# [SHORT EXERCISE]
Tally the lines containing the word "объекта" and give the total alone.

[Dataset items]
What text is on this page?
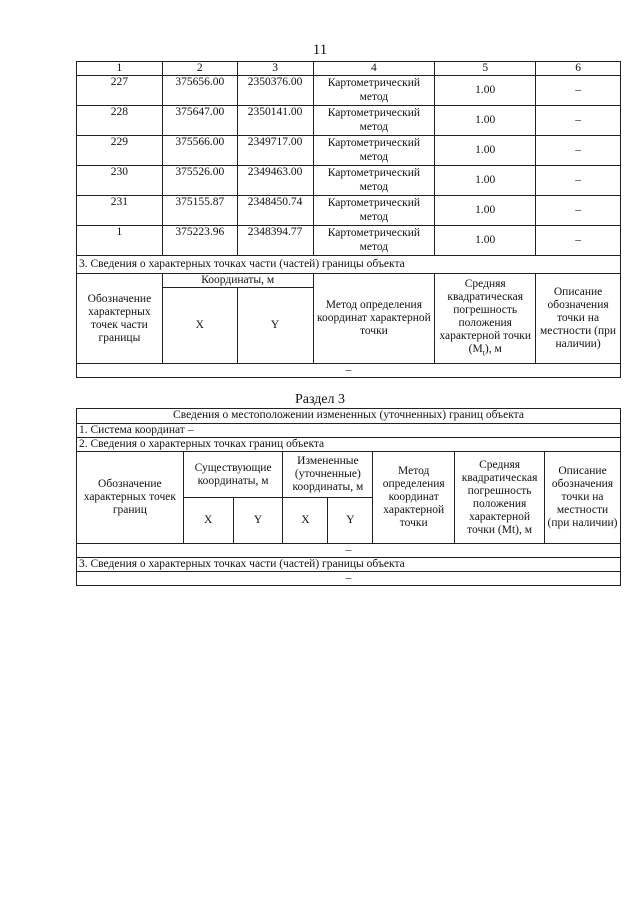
11
1	2	3	4	5	6
227	375656.00	2350376.00	Картометрический метод	1.00	–
228	375647.00	2350141.00	Картометрический метод	1.00	–
229	375566.00	2349717.00	Картометрический метод	1.00	–
230	375526.00	2349463.00	Картометрический метод	1.00	–
231	375155.87	2348450.74	Картометрический метод	1.00	–
1	375223.96	2348394.77	Картометрический метод	1.00	–
3. Сведения о характерных точках части (частей) границы объекта					
Обозначение характерных точек части границы	Координаты, м		Метод определения координат характерной точки	Средняя квадратическая погрешность положения характерной точки $(M_t)$, м	Описание обозначения точки на местности (при наличии)
	X	Y			
–					
Раздел 3
Сведения о местоположении измененных (уточненных) границ объекта							
1. Система координат –							
2. Сведения о характерных точках границ объекта							
Обозначение характерных точек границ	Существующие координаты, м		Измененные (уточненные) координаты, м		Метод определения координат характерной точки	Средняя квадратическая погрешность положения характерной точки (Mt), м	Описание обозначения точки на местности (при наличии)
	X	Y	X	Y			
–							
3. Сведения о характерных точках части (частей) границы объекта							
–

# [REPLY TO THE TASK]
4